§ Written instruction
Lines that hold the word "dark" should be located and copied.
=== Supplied material ===
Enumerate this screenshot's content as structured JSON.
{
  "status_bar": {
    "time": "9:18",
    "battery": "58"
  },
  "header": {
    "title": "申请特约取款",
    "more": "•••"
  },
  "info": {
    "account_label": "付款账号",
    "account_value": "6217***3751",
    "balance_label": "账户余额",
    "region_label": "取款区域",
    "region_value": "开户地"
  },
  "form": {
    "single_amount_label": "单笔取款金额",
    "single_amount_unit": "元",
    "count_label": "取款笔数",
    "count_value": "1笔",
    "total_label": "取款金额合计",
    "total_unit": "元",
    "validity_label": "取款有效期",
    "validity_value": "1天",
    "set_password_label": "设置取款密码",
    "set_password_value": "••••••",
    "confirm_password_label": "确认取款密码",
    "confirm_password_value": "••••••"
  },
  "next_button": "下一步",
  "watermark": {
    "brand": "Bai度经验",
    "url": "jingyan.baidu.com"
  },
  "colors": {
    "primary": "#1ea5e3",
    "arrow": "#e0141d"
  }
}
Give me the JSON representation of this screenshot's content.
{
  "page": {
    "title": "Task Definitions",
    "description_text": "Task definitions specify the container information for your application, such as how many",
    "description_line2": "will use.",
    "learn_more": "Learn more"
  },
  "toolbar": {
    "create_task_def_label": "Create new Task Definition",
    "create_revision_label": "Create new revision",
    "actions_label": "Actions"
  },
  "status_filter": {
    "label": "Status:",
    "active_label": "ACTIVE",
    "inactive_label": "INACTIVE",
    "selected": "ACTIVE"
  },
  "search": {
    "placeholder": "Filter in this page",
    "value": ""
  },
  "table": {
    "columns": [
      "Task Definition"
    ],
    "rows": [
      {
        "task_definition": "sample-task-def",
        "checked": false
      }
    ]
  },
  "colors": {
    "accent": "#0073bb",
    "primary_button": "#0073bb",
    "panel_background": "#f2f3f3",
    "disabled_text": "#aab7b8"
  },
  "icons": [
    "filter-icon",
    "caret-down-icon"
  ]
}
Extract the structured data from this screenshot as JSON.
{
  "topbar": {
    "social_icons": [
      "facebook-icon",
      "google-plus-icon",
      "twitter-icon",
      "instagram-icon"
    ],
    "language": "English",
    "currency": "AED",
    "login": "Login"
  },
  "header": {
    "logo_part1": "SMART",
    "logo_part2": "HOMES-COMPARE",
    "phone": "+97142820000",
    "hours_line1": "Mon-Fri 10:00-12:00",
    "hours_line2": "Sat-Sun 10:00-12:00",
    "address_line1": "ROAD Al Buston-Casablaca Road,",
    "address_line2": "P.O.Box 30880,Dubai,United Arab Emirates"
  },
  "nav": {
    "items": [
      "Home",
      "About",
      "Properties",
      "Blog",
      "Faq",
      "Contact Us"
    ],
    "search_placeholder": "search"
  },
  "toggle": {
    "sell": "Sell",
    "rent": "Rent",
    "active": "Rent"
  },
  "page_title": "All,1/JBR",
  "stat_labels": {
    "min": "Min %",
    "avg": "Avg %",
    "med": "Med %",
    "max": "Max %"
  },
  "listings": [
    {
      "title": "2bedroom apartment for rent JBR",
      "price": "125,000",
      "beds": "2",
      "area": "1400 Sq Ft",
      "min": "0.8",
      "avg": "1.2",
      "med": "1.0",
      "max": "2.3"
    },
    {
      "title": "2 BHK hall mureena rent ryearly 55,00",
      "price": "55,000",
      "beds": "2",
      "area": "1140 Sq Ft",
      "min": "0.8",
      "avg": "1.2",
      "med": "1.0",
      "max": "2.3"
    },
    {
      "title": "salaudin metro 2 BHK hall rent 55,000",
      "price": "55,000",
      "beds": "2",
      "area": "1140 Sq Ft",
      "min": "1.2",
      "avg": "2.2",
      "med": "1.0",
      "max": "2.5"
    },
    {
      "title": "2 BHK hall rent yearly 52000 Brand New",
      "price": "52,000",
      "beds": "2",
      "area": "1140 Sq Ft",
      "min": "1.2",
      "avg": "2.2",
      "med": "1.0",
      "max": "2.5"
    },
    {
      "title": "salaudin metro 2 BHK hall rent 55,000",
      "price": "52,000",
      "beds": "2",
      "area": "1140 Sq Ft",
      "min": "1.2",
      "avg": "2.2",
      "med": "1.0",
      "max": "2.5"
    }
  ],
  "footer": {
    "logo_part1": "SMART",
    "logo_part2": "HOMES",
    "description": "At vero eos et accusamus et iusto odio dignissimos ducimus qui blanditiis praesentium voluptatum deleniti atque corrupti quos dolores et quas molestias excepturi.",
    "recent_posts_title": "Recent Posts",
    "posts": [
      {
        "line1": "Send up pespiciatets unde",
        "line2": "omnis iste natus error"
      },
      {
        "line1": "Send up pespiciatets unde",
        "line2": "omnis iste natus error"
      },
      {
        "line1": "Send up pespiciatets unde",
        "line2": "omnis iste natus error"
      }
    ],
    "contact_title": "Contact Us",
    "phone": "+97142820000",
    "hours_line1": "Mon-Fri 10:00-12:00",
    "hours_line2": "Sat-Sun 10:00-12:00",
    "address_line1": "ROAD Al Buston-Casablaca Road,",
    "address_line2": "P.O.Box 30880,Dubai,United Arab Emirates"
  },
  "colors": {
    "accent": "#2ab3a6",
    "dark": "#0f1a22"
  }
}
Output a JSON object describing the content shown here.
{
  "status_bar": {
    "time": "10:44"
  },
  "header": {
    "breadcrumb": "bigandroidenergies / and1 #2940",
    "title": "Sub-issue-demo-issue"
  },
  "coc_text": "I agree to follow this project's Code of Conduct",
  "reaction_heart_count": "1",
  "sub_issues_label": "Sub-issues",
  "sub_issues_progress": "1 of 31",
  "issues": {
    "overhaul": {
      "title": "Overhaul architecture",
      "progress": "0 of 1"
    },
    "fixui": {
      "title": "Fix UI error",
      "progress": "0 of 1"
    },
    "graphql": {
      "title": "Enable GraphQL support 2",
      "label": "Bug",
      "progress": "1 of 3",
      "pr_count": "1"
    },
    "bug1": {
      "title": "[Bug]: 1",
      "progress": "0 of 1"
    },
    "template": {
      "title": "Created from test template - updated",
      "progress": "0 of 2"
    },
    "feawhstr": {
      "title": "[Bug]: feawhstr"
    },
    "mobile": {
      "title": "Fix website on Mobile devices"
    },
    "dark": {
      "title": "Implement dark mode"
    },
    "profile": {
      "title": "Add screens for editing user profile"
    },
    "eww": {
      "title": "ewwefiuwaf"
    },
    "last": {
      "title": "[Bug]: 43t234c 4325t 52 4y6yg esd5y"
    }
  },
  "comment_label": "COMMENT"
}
===
§ Full answer
    "dark": "#0f1a22"
    "dark": {
      "title": "Implement dark mode"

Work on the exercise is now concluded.